- **AIM**
Your task is to locate every line holding the string "JSON" and to copy each of them.
:: PROVIDED INFORMATION ::
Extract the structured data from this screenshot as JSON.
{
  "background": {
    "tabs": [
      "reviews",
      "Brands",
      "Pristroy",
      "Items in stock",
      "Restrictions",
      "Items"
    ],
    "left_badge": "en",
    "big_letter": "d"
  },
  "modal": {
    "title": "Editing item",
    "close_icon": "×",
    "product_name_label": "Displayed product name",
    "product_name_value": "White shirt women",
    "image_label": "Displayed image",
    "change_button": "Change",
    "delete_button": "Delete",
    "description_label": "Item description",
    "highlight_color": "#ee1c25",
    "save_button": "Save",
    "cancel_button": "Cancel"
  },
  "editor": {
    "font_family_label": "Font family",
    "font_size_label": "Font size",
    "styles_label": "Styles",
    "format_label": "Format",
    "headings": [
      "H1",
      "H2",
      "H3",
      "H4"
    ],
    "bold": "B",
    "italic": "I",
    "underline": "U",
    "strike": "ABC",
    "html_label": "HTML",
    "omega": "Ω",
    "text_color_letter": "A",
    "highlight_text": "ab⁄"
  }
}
:::
:: PROVIDED INFORMATION ::
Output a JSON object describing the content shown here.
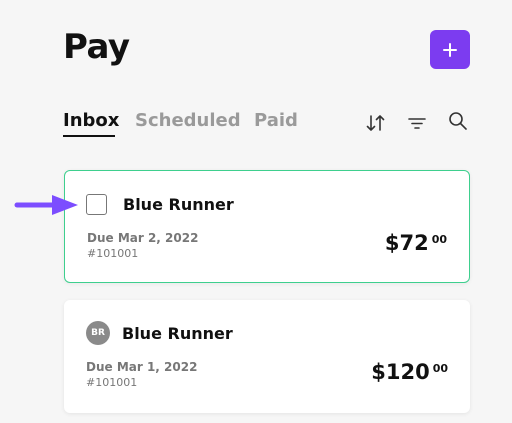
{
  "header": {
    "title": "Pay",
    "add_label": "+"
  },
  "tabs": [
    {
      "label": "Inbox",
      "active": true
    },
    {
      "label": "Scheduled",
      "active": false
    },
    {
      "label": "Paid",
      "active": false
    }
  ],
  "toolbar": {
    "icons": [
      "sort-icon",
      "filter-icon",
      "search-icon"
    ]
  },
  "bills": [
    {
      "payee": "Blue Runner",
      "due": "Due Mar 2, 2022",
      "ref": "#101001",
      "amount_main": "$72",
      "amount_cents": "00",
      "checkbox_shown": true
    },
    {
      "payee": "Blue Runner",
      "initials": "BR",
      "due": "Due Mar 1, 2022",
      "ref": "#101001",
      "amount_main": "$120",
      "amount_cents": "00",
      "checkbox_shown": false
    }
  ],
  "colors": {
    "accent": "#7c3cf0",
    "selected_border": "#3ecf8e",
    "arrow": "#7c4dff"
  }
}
:::
- **EXERCISE OUTPUT**
Extract the structured data from this screenshot as JSON.
Output a JSON object describing the content shown here.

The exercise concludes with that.